━━━━━ ИСХОДНЫЙ ТЕКСТ

К Бетховену у Петра Ильича было весьма интересное отношение, и понять его истинные чувства не так просто. Мы попробуем начать с его мыслей, которые он изложил, пройдя уже солидный музыкальный путь.
В 1886 году Чайковский жил в нанятом им доме в селе Майданове под Клином. Наступила осень — любимая пора Петра Ильича. Погода, правда, была неважная, частенько моросил дождь, но все-таки иногда проглядывало солнышко и проявлялась вся радость красок подмосковной осени, которая вместе с бодрящей прохладой второй половины сентября тянула к размышлениям. К тому же дачники, постоянно мешавшие своим хождением по парку, где рядом с другими дачами находился его дом, разъехались, и теперь ему никто не мешал. Гостей в ближайшие несколько дней не ожидалось. 20 сентября в своем столь желанном одиночестве он сел за дневник и сделал в нем довольно странную и любопытную запись:
"Вероятно, после моей смерти будет небезынтересно знать, каковы были мои музыкальные пристрастия и предубеждения, тем более что я редко высказывался в устном разговоре… Начну с Бетховена, которого принято безусловно восхвалять и повелевается покланяться ему как богу. Итак, каков для меня Бетховен? Я преклоняюсь перед величием его некоторых произведений — но я не люблю Бетховена. Мое отношение к нему напоминает мне то, что я в детстве испытывал насчет бога Саваофа. Я питал (да и теперь чувства мои не изменились) к нему чувство удивления, но вместе и страха…""84. (Здесь и далее подчеркнутое не выделяется).
Тут Чайковский остановился и задумался о Моцарте, начав было писать славословие в его адрес, затем спохватился и вернулся к продолжению своих размышлений о Бетховене:
"Не умею рассуждать о музыке, — поскромничал автор многочисленных и прекрасных музыкальных фельетонов в "Русских ведомостях", — и в подробности не вхожу. Однако отмечу две подробности: 1) В Бетховене я люблю средний период, иногда первый, но, в сущности, ненавижу последний, особенно последние квартеты. Есть тут проблески — не больше. Остальное хаос, над которым носится дух этого музыкального Саваофа"85.
Вторая подробность опять касается любимого Моцарта, и мы к ней еще вернемся: с Моцартом дело обстоит у Чайковского гораздо проще, а вот приведенное выше высказывание о Бетховене заставляет поломать голову.

━━━━━━━━━━
━━━━━ ЗАПИСАННЫЕ СВЕДЕНИЯ

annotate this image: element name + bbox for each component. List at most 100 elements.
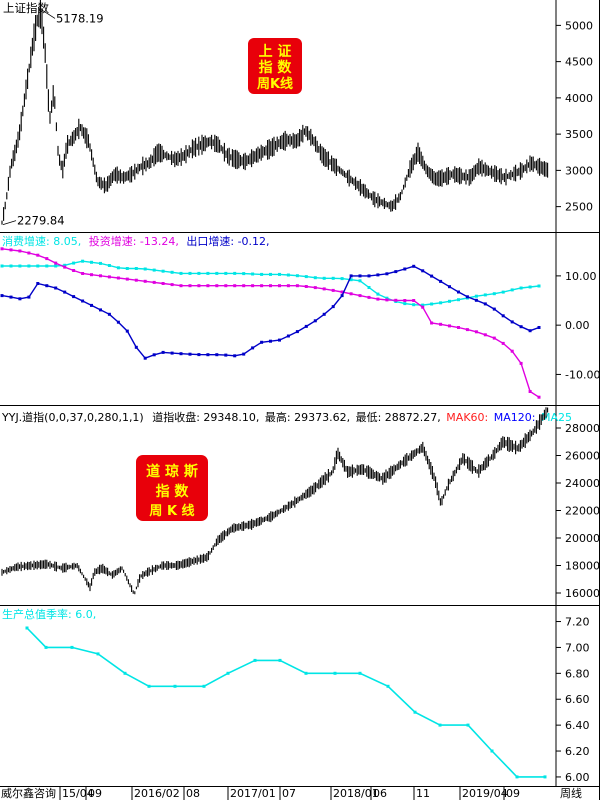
plot-area xyxy=(1,407,549,595)
y-tick-label: 22000 xyxy=(565,505,600,518)
data-point xyxy=(72,295,76,299)
data-point xyxy=(492,307,496,311)
y-tick-label: 2500 xyxy=(565,201,593,214)
legend-high: 最高: 29373.62, xyxy=(265,410,350,424)
data-point xyxy=(253,658,257,662)
data-point xyxy=(457,298,460,302)
data-point xyxy=(295,274,299,278)
data-point xyxy=(202,684,206,688)
data-point xyxy=(510,320,514,324)
data-point xyxy=(519,286,523,290)
data-point xyxy=(134,267,138,270)
y-tick-label: 7.20 xyxy=(565,616,590,629)
data-point xyxy=(439,301,443,305)
data-point xyxy=(90,260,93,264)
data-point xyxy=(224,271,228,275)
legend-gdp: 生产总值季率: 6.0, xyxy=(2,607,96,621)
y-axis-ticks: 2500 3000 3500 4000 4500 5000 xyxy=(556,19,593,214)
data-point xyxy=(304,275,308,279)
data-point xyxy=(179,352,183,356)
data-point xyxy=(224,284,228,288)
data-point xyxy=(188,271,192,275)
data-point xyxy=(25,626,29,630)
data-point xyxy=(44,645,48,649)
data-point xyxy=(63,290,67,294)
x-tick-label: 11 xyxy=(416,787,430,800)
data-point xyxy=(278,338,281,342)
data-point xyxy=(483,302,487,306)
brand-label: 威尔鑫咨询 xyxy=(1,786,56,800)
data-point xyxy=(313,319,317,323)
data-point xyxy=(107,275,111,279)
badge-background xyxy=(136,455,208,521)
data-point xyxy=(233,271,237,275)
data-point xyxy=(322,312,326,316)
data-point xyxy=(206,353,210,357)
data-point xyxy=(367,274,371,278)
data-point xyxy=(63,265,67,269)
data-point xyxy=(125,329,129,333)
data-point xyxy=(537,395,541,399)
data-point xyxy=(385,272,389,276)
data-point xyxy=(0,247,4,251)
data-point xyxy=(54,261,58,265)
x-tick-label: 09 xyxy=(506,787,520,800)
y-tick-label: 6.20 xyxy=(565,745,590,758)
data-point xyxy=(197,284,201,288)
data-point xyxy=(304,671,308,675)
data-point xyxy=(27,251,31,255)
plot-area xyxy=(0,247,541,399)
data-point xyxy=(448,324,451,328)
data-point xyxy=(528,390,532,393)
data-point xyxy=(54,264,58,268)
data-point xyxy=(528,285,532,289)
data-point xyxy=(173,684,177,688)
data-point xyxy=(99,261,102,265)
data-point xyxy=(358,294,362,298)
legend-low: 最低: 28872.27, xyxy=(356,411,441,424)
data-point xyxy=(510,349,514,353)
data-point xyxy=(340,290,344,294)
data-point xyxy=(188,352,192,356)
data-point xyxy=(331,305,335,309)
data-point xyxy=(269,339,272,343)
y-tick-label: 26000 xyxy=(565,450,600,463)
data-point xyxy=(403,267,407,271)
data-point xyxy=(188,284,192,288)
data-point xyxy=(340,277,344,281)
data-point xyxy=(421,303,425,307)
panel-macro-indicators: 消费增速: 8.05, 投资增速: -13.24, 出口增速: -0.12, 1… xyxy=(0,234,600,399)
data-point xyxy=(331,288,335,292)
data-point xyxy=(233,354,237,358)
data-point xyxy=(36,282,40,285)
data-point xyxy=(394,298,398,302)
data-point xyxy=(143,279,147,283)
data-point xyxy=(528,329,532,333)
data-point xyxy=(490,749,494,753)
data-point xyxy=(233,284,237,288)
y-tick-label: 10.00 xyxy=(565,270,597,283)
panel-legend: 消费增速: 8.05, 投资增速: -13.24, 出口增速: -0.12, xyxy=(2,234,270,248)
y-axis-ticks: 16000 18000 20000 22000 24000 26000 28000 xyxy=(556,422,600,600)
annotation-high-leader xyxy=(40,9,56,19)
data-point xyxy=(286,284,290,288)
panel-title: 上证指数 xyxy=(3,1,49,15)
x-tick-label: 07 xyxy=(282,787,296,800)
data-point xyxy=(333,671,337,675)
y-tick-label: 3500 xyxy=(565,128,593,141)
data-point xyxy=(430,302,434,306)
data-point xyxy=(63,263,67,267)
data-point xyxy=(18,249,22,253)
data-point xyxy=(0,264,4,268)
data-point xyxy=(81,272,85,275)
data-point xyxy=(36,264,40,268)
data-point xyxy=(492,292,496,296)
data-point xyxy=(421,269,425,273)
data-point xyxy=(349,292,353,296)
data-point xyxy=(152,353,156,357)
data-point xyxy=(251,284,255,288)
annotation-low-label: 2279.84 xyxy=(17,214,65,228)
legend-investment: 投资增速: -13.24, xyxy=(89,234,179,248)
period-label: 周线 xyxy=(560,786,582,800)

━━━━━━━━━━

§ ПИСЬМЕННОЕ ЗАДАНИЕ 1: Перескажите короче абзац текста о Чайковском и Бетховене, который начинается словами «В 1886 году Чайковский жил». Сохраните его главные факты.
§ ПИСЬМЕННОЕ ЗАДАНИЕ 2: Какой период творчества Бетховена Чайковский, согласно тексту о Чайковском и Бетховене, ненавидел?
§ ПИСЬМЕННОЕ ЗАДАНИЕ 3: Продолжите текст о Чайковском и Бетховене, начав сразу после его последнего предложения.

§ ПРАВИЛЬНЫЙ ОТВЕТ 1: В 1886 году Чайковский жил в нанятом доме в селе Майданове под Клином. Наступила осень, его любимое время года. Погода была неважной, но иногда выглядывало солнце. Дачники, которые ему мешали, разъехались, и гостей в ближайшие дни не ожидалось. 20 сентября, оставшись в одиночестве, он сделал в дневнике странную и любопытную запись.

§ ПРАВИЛЬНЫЙ ОТВЕТ 2: Последний период, особенно последние квартеты.

§ ПРАВИЛЬНЫЙ ОТВЕТ 3:
Друзья Петра Ильича — те, кто имел возможность и достаточные знания для разговоров о музыке, в частности Г. А. Ларош и Н. Д. Кашкин, — единодушно отмечают, что Чайковский питал к Бетховену благоговение. Кашкин так прямо писал, что Петр Ильич "преклонялся" перед Бетховеном. Ларош, осторожный и многословный литератор, отмечая это "благоговение", пояснял, что оно было весьма отличным от той восторженной любви, от того деятельного культа, предметом которого был у него Моцарт. Мало того, Ларош, пытаясь оправдать незаконченность своей мысли, допустил несколько пренебрежительное замечание насчет того, что Петр Ильич в своих печатных трудах высказывался "осторожно и бесцветно" 86. И эту его небрежность не спасает вполне справедливое дополнение о том, что Петр Ильич в своих статьях передавал мнения, освященные авторитетом большинства. Ларош сделал это дополнение, основываясь не только на том, что Петр Ильич часто советовался с ним и с другими "авторитетами", но и на высказываниях Чайковского в его музыкальных фельетонах, о которых упоминалось в главе "Непонятый Брамс". Но сколько бы мы ни старались приблизиться к истине и оправдать мнение Лароша, вряд ли это полностью удастся. Прежде всего при чтении музыкальных фельетонов Чайковского никак не складывается впечатление об их осторожности и бесцветности. А в том, что касается Бетховена, Петр Ильич был особенно щедр на краски и восторги. Назвав музыкального Саваофа первым и гениальнейшим из всех композиторов, он сравнивает Бетховена с Микеланджело, считает его "Торжественную мессу" одним из гениальнейших произведений. В Третьей симфонии, по его мнению, "раскрылась впервые вся необъятная изумительная сила творческого гения Бетховена", Четвертую симфонию он называет "бесподобным, увлекательным, совершенным и по основным идеям и по форме сочинением", в котором содержится "неувядаемая свежесть, оригинальность в темпах и деталях". Что касается Пятой симфонии, то, отдавая ей все положенное, Петр Ильич признается, что в своей Четвертой симфонии он подражал основной идее Пятой Бетховена. Седьмую симфонию он считает великолепной, а ее знаменитое Andante характеризует как "обильный источник высших художественных наслаждений для всего цивилизованного мира". Восьмую симфонию он относит к числу недосягаемо великих произведений. И вообще Чайковский не знает, чему более удивляться: "богатству творческой фантазии Бетховена или совершенству формы, изумительному его мастерству?" 87.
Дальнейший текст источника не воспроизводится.